- [What is being asked] Return all lines in the material below that contain "link".

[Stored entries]
__________
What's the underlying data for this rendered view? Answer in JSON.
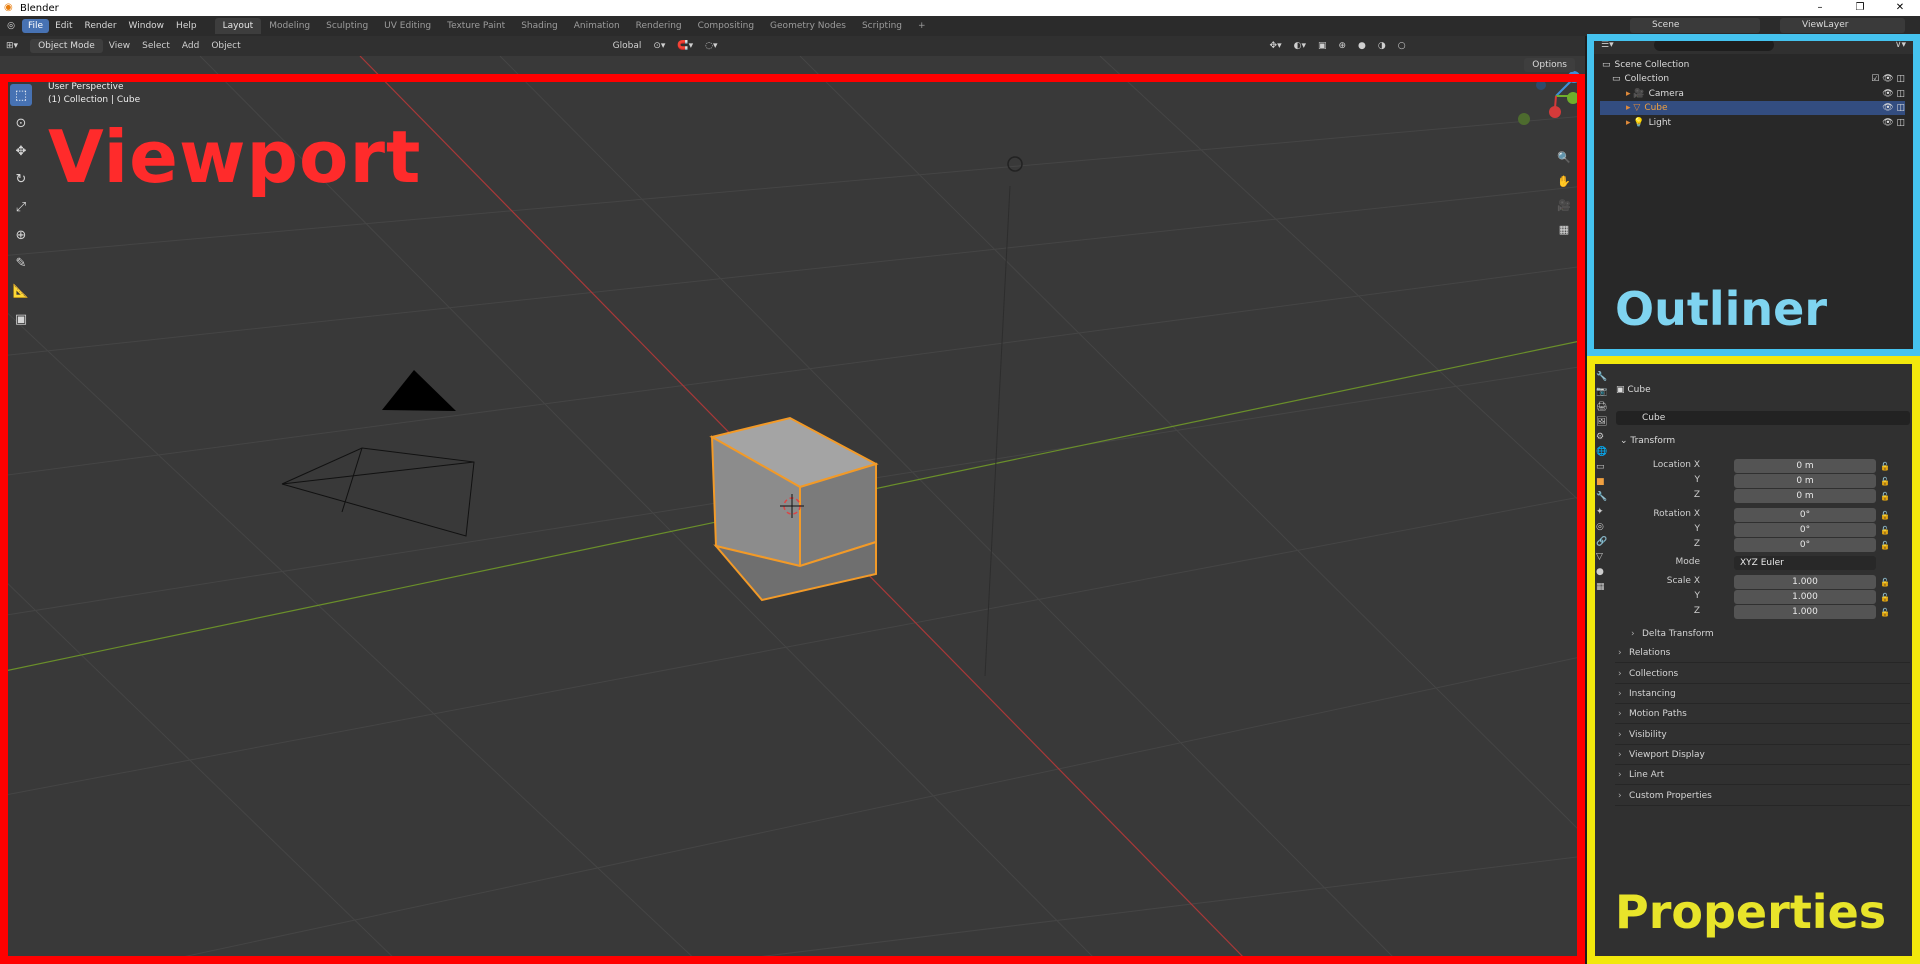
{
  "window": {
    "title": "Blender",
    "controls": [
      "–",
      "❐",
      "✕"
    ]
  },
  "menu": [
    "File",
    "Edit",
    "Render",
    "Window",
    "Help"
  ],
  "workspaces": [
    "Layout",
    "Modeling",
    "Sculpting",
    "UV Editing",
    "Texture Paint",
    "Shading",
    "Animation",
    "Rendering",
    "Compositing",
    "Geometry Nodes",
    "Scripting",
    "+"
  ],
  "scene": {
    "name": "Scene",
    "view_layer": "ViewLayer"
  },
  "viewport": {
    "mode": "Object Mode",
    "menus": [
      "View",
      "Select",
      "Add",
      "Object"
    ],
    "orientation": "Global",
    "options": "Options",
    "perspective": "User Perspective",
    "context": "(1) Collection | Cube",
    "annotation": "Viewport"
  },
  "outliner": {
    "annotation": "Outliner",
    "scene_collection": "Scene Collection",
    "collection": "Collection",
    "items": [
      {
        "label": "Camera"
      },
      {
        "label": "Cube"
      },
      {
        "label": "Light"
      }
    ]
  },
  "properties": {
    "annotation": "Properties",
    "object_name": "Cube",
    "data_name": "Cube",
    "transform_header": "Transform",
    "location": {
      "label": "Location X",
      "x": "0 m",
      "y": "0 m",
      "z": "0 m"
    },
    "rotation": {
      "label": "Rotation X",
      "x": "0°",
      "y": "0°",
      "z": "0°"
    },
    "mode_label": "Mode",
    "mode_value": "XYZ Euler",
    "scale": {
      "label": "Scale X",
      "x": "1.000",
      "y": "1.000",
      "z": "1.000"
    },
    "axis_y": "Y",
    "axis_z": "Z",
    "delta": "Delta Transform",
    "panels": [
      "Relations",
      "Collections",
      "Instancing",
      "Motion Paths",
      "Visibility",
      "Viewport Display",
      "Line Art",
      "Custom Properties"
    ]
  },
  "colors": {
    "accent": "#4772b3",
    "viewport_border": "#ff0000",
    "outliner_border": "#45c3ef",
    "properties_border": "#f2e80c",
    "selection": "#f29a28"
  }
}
__________
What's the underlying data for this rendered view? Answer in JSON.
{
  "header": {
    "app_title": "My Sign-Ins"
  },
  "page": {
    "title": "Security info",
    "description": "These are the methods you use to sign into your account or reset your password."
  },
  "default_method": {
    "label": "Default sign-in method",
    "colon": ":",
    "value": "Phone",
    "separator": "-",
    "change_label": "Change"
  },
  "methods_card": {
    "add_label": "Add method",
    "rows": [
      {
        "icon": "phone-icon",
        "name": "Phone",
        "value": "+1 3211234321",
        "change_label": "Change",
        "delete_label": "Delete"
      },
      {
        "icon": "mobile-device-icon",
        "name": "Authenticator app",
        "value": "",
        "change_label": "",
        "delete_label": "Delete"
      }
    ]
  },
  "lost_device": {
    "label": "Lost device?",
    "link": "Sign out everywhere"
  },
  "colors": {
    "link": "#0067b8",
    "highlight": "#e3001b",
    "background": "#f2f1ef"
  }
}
__________
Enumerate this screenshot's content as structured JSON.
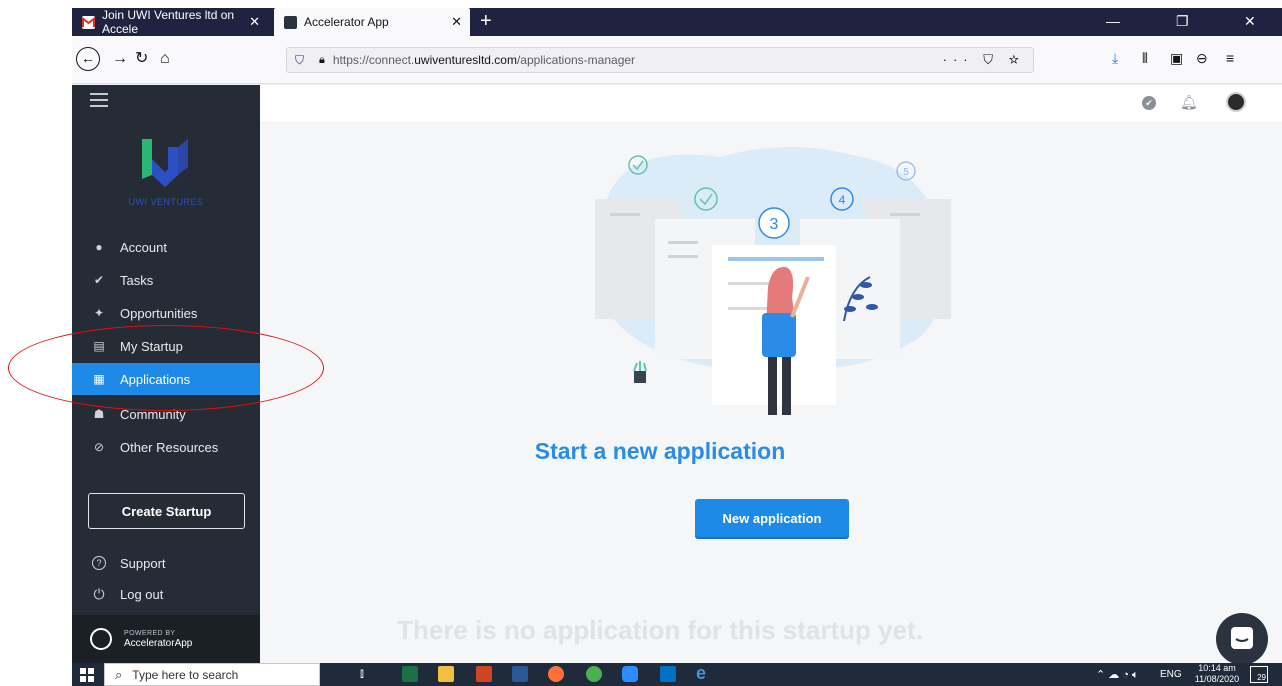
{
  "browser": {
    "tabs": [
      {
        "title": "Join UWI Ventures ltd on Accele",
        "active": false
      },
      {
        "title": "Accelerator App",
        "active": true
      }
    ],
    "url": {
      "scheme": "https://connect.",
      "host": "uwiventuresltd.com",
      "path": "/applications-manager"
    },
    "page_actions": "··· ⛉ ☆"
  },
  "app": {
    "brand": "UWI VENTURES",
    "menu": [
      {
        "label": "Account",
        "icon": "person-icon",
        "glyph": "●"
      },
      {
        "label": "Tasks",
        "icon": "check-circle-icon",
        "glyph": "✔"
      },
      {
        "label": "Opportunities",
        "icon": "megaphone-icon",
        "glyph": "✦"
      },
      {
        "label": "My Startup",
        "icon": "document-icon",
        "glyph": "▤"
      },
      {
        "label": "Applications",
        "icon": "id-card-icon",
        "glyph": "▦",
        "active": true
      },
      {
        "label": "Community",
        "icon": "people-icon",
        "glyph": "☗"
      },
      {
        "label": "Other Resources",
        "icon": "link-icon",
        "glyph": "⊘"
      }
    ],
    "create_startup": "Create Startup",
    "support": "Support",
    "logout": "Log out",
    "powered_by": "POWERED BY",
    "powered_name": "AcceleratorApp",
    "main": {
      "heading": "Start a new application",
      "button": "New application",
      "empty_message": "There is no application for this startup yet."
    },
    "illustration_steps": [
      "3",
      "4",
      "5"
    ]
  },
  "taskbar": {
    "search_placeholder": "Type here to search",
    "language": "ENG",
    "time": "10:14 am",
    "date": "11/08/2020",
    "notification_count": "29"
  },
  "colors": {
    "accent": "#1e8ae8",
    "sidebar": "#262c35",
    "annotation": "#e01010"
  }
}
__________
- [Final answer]
    "link": "Sign out everywhere"
    "link": "#0067b8",
        "icon": "link-icon",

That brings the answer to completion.